What you need to do → Return the lines below that carry the word "ylabel".

Figure data in JSON:
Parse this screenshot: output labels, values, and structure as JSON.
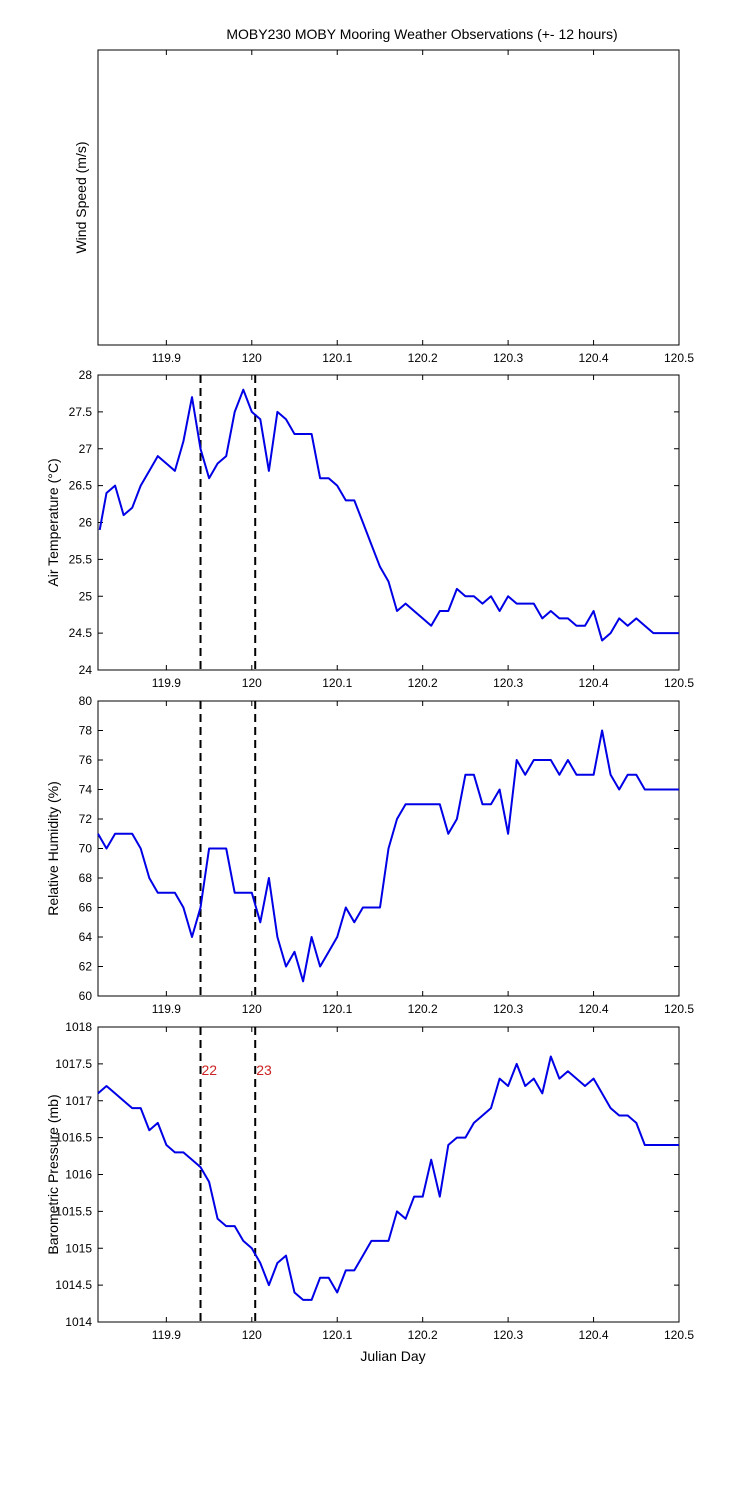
{
  "figure": {
    "title": "MOBY230 MOBY Mooring Weather Observations (+- 12 hours)",
    "xlabel": "Julian Day",
    "xlim": [
      119.82,
      120.5
    ],
    "xticks": [
      119.9,
      120,
      120.1,
      120.2,
      120.3,
      120.4,
      120.5
    ],
    "xtick_labels": [
      "119.9",
      "120",
      "120.1",
      "120.2",
      "120.3",
      "120.4",
      "120.5"
    ],
    "vlines": [
      119.94,
      120.004
    ],
    "vline_labels": [
      "22",
      "23"
    ],
    "colors": {
      "line": "#0000e6",
      "vline": "#000000",
      "marker_text": "#cc2222",
      "axes": "#000000"
    }
  },
  "chart_data": [
    {
      "type": "line",
      "ylabel": "Wind Speed (m/s)",
      "xlim": [
        119.82,
        120.5
      ],
      "ylim": null,
      "yticks": [],
      "ytick_labels": [],
      "series": [],
      "show_vlines": false
    },
    {
      "type": "line",
      "ylabel": "Air Temperature (°C)",
      "xlim": [
        119.82,
        120.5
      ],
      "ylim": [
        24,
        28
      ],
      "yticks": [
        24,
        24.5,
        25,
        25.5,
        26,
        26.5,
        27,
        27.5,
        28
      ],
      "ytick_labels": [
        "24",
        "24.5",
        "25",
        "25.5",
        "26",
        "26.5",
        "27",
        "27.5",
        "28"
      ],
      "show_vlines": true,
      "series": [
        {
          "x": [
            119.822,
            119.83,
            119.84,
            119.85,
            119.86,
            119.87,
            119.88,
            119.89,
            119.9,
            119.91,
            119.92,
            119.93,
            119.94,
            119.95,
            119.96,
            119.97,
            119.98,
            119.99,
            120.0,
            120.01,
            120.02,
            120.03,
            120.04,
            120.05,
            120.06,
            120.07,
            120.08,
            120.09,
            120.1,
            120.11,
            120.12,
            120.13,
            120.14,
            120.15,
            120.16,
            120.17,
            120.18,
            120.19,
            120.2,
            120.21,
            120.22,
            120.23,
            120.24,
            120.25,
            120.26,
            120.27,
            120.28,
            120.29,
            120.3,
            120.31,
            120.32,
            120.33,
            120.34,
            120.35,
            120.36,
            120.37,
            120.38,
            120.39,
            120.4,
            120.41,
            120.42,
            120.43,
            120.44,
            120.45,
            120.46,
            120.47,
            120.48,
            120.49,
            120.5
          ],
          "y": [
            25.9,
            26.4,
            26.5,
            26.1,
            26.2,
            26.5,
            26.7,
            26.9,
            26.8,
            26.7,
            27.1,
            27.7,
            27.0,
            26.6,
            26.8,
            26.9,
            27.5,
            27.8,
            27.5,
            27.4,
            26.7,
            27.5,
            27.4,
            27.2,
            27.2,
            27.2,
            26.6,
            26.6,
            26.5,
            26.3,
            26.3,
            26.0,
            25.7,
            25.4,
            25.2,
            24.8,
            24.9,
            24.8,
            24.7,
            24.6,
            24.8,
            24.8,
            25.1,
            25.0,
            25.0,
            24.9,
            25.0,
            24.8,
            25.0,
            24.9,
            24.9,
            24.9,
            24.7,
            24.8,
            24.7,
            24.7,
            24.6,
            24.6,
            24.8,
            24.4,
            24.5,
            24.7,
            24.6,
            24.7,
            24.6,
            24.5,
            24.5,
            24.5,
            24.5
          ]
        }
      ]
    },
    {
      "type": "line",
      "ylabel": "Relative Humidity (%)",
      "xlim": [
        119.82,
        120.5
      ],
      "ylim": [
        60,
        80
      ],
      "yticks": [
        60,
        62,
        64,
        66,
        68,
        70,
        72,
        74,
        76,
        78,
        80
      ],
      "ytick_labels": [
        "60",
        "62",
        "64",
        "66",
        "68",
        "70",
        "72",
        "74",
        "76",
        "78",
        "80"
      ],
      "show_vlines": true,
      "series": [
        {
          "x": [
            119.82,
            119.83,
            119.84,
            119.85,
            119.86,
            119.87,
            119.88,
            119.89,
            119.9,
            119.91,
            119.92,
            119.93,
            119.94,
            119.95,
            119.96,
            119.97,
            119.98,
            119.99,
            120.0,
            120.01,
            120.02,
            120.03,
            120.04,
            120.05,
            120.06,
            120.07,
            120.08,
            120.09,
            120.1,
            120.11,
            120.12,
            120.13,
            120.14,
            120.15,
            120.16,
            120.17,
            120.18,
            120.19,
            120.2,
            120.21,
            120.22,
            120.23,
            120.24,
            120.25,
            120.26,
            120.27,
            120.28,
            120.29,
            120.3,
            120.31,
            120.32,
            120.33,
            120.34,
            120.35,
            120.36,
            120.37,
            120.38,
            120.39,
            120.4,
            120.41,
            120.42,
            120.43,
            120.44,
            120.45,
            120.46,
            120.47,
            120.48,
            120.49,
            120.5
          ],
          "y": [
            71,
            70,
            71,
            71,
            71,
            70,
            68,
            67,
            67,
            67,
            66,
            64,
            66,
            70,
            70,
            70,
            67,
            67,
            67,
            65,
            68,
            64,
            62,
            63,
            61,
            64,
            62,
            63,
            64,
            66,
            65,
            66,
            66,
            66,
            70,
            72,
            73,
            73,
            73,
            73,
            73,
            71,
            72,
            75,
            75,
            73,
            73,
            74,
            71,
            76,
            75,
            76,
            76,
            76,
            75,
            76,
            75,
            75,
            75,
            78,
            75,
            74,
            75,
            75,
            74,
            74,
            74,
            74,
            74
          ]
        }
      ]
    },
    {
      "type": "line",
      "ylabel": "Barometric Pressure (mb)",
      "xlim": [
        119.82,
        120.5
      ],
      "ylim": [
        1014,
        1018
      ],
      "yticks": [
        1014,
        1014.5,
        1015,
        1015.5,
        1016,
        1016.5,
        1017,
        1017.5,
        1018
      ],
      "ytick_labels": [
        "1014",
        "1014.5",
        "1015",
        "1015.5",
        "1016",
        "1016.5",
        "1017",
        "1017.5",
        "1018"
      ],
      "show_vlines": true,
      "show_vline_labels": true,
      "series": [
        {
          "x": [
            119.82,
            119.83,
            119.84,
            119.85,
            119.86,
            119.87,
            119.88,
            119.89,
            119.9,
            119.91,
            119.92,
            119.93,
            119.94,
            119.95,
            119.96,
            119.97,
            119.98,
            119.99,
            120.0,
            120.01,
            120.02,
            120.03,
            120.04,
            120.05,
            120.06,
            120.07,
            120.08,
            120.09,
            120.1,
            120.11,
            120.12,
            120.13,
            120.14,
            120.15,
            120.16,
            120.17,
            120.18,
            120.19,
            120.2,
            120.21,
            120.22,
            120.23,
            120.24,
            120.25,
            120.26,
            120.27,
            120.28,
            120.29,
            120.3,
            120.31,
            120.32,
            120.33,
            120.34,
            120.35,
            120.36,
            120.37,
            120.38,
            120.39,
            120.4,
            120.41,
            120.42,
            120.43,
            120.44,
            120.45,
            120.46,
            120.47,
            120.48,
            120.49,
            120.5
          ],
          "y": [
            1017.1,
            1017.2,
            1017.1,
            1017.0,
            1016.9,
            1016.9,
            1016.6,
            1016.7,
            1016.4,
            1016.3,
            1016.3,
            1016.2,
            1016.1,
            1015.9,
            1015.4,
            1015.3,
            1015.3,
            1015.1,
            1015.0,
            1014.8,
            1014.5,
            1014.8,
            1014.9,
            1014.4,
            1014.3,
            1014.3,
            1014.6,
            1014.6,
            1014.4,
            1014.7,
            1014.7,
            1014.9,
            1015.1,
            1015.1,
            1015.1,
            1015.5,
            1015.4,
            1015.7,
            1015.7,
            1016.2,
            1015.7,
            1016.4,
            1016.5,
            1016.5,
            1016.7,
            1016.8,
            1016.9,
            1017.3,
            1017.2,
            1017.5,
            1017.2,
            1017.3,
            1017.1,
            1017.6,
            1017.3,
            1017.4,
            1017.3,
            1017.2,
            1017.3,
            1017.1,
            1016.9,
            1016.8,
            1016.8,
            1016.7,
            1016.4,
            1016.4,
            1016.4,
            1016.4,
            1016.4
          ]
        }
      ]
    }
  ]
}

Task result →
      "ylabel": "Wind Speed (m/s)",
      "ylabel": "Air Temperature (°C)",
      "ylabel": "Relative Humidity (%)",
      "ylabel": "Barometric Pressure (mb)",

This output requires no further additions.